To do: Transcribe each entry below exactly. Pictures do not go in the copy.

(Extracted data entries)

········

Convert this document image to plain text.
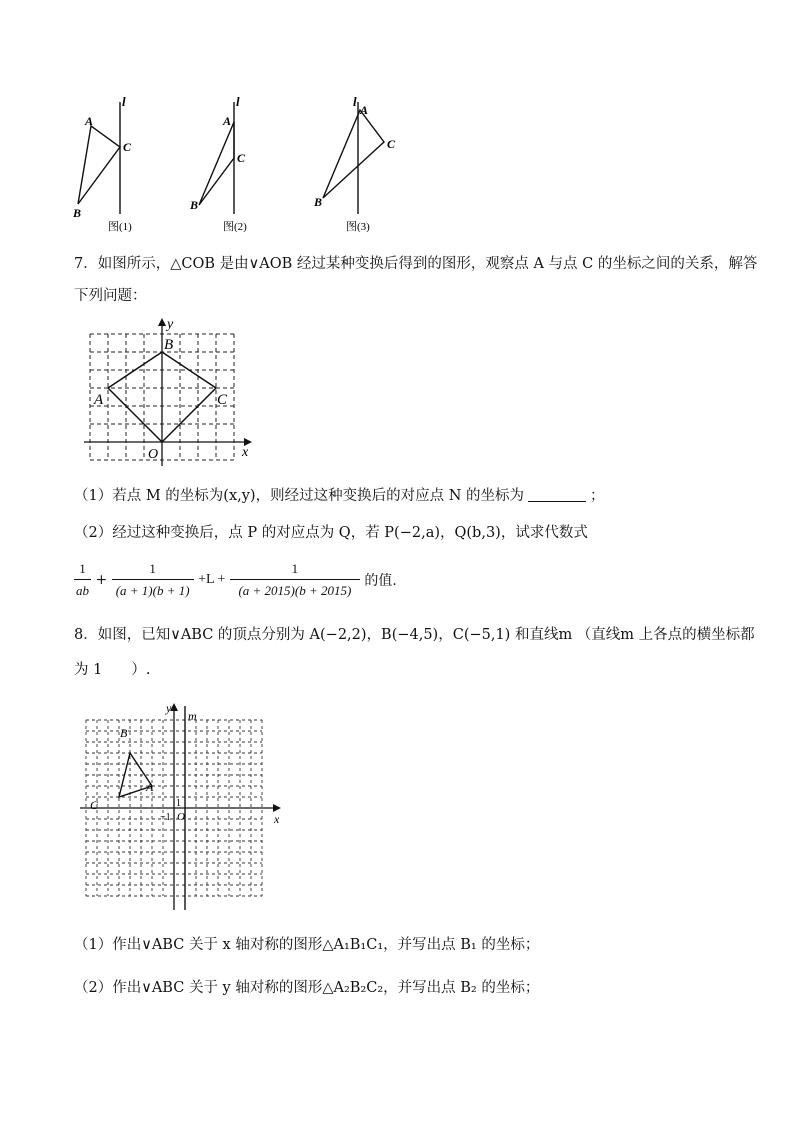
l
A
C
B
图(1)
l
A
C
B
图(2)
l
A
C
B
图(3)
7．如图所示，△COB 是由∨AOB 经过某种变换后得到的图形，观察点 A 与点 C 的坐标之间的关系，解答
下列问题：
y
x
O
B
A	C
（1）若点 M 的坐标为(x,y)，则经过这种变换后的对应点 N 的坐标为	；
（2）经过这种变换后，点 P 的对应点为 Q，若 P(−2,a)，Q(b,3)，试求代数式
$\frac{1}{ab} + \frac{1}{(a + 1)(b + 1)} +L + \frac{1}{(a + 2015)(b + 2015)}$ 的值.
8．如图，已知∨ABC 的顶点分别为 A(−2,2)，B(−4,5)，C(−5,1) 和直线m （直线m 上各点的横坐标都
为 1　　）.
y
m
x
O
1
−1
B
A
C
（1）作出∨ABC 关于 x 轴对称的图形△A₁B₁C₁，并写出点 B₁ 的坐标；
（2）作出∨ABC 关于 y 轴对称的图形△A₂B₂C₂，并写出点 B₂ 的坐标；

········

Complete output:
Convert this document image to plain text.
l
A
C
B
图(1)
l
A
C
B
图(2)
l
A
C
B
图(3)
7．如图所示，△COB 是由∨AOB 经过某种变换后得到的图形，观察点 A 与点 C 的坐标之间的关系，解答
下列问题：
y
x
O
B
A	C
（1）若点 M 的坐标为(x,y)，则经过这种变换后的对应点 N 的坐标为	；
（2）经过这种变换后，点 P 的对应点为 Q，若 P(−2,a)，Q(b,3)，试求代数式
$\frac{1}{ab} + \frac{1}{(a + 1)(b + 1)} +L + \frac{1}{(a + 2015)(b + 2015)}$ 的值.
8．如图，已知∨ABC 的顶点分别为 A(−2,2)，B(−4,5)，C(−5,1) 和直线m （直线m 上各点的横坐标都
为 1　　）.
y
m
x
O
1
−1
B
A
C
（1）作出∨ABC 关于 x 轴对称的图形△A₁B₁C₁，并写出点 B₁ 的坐标；
（2）作出∨ABC 关于 y 轴对称的图形△A₂B₂C₂，并写出点 B₂ 的坐标；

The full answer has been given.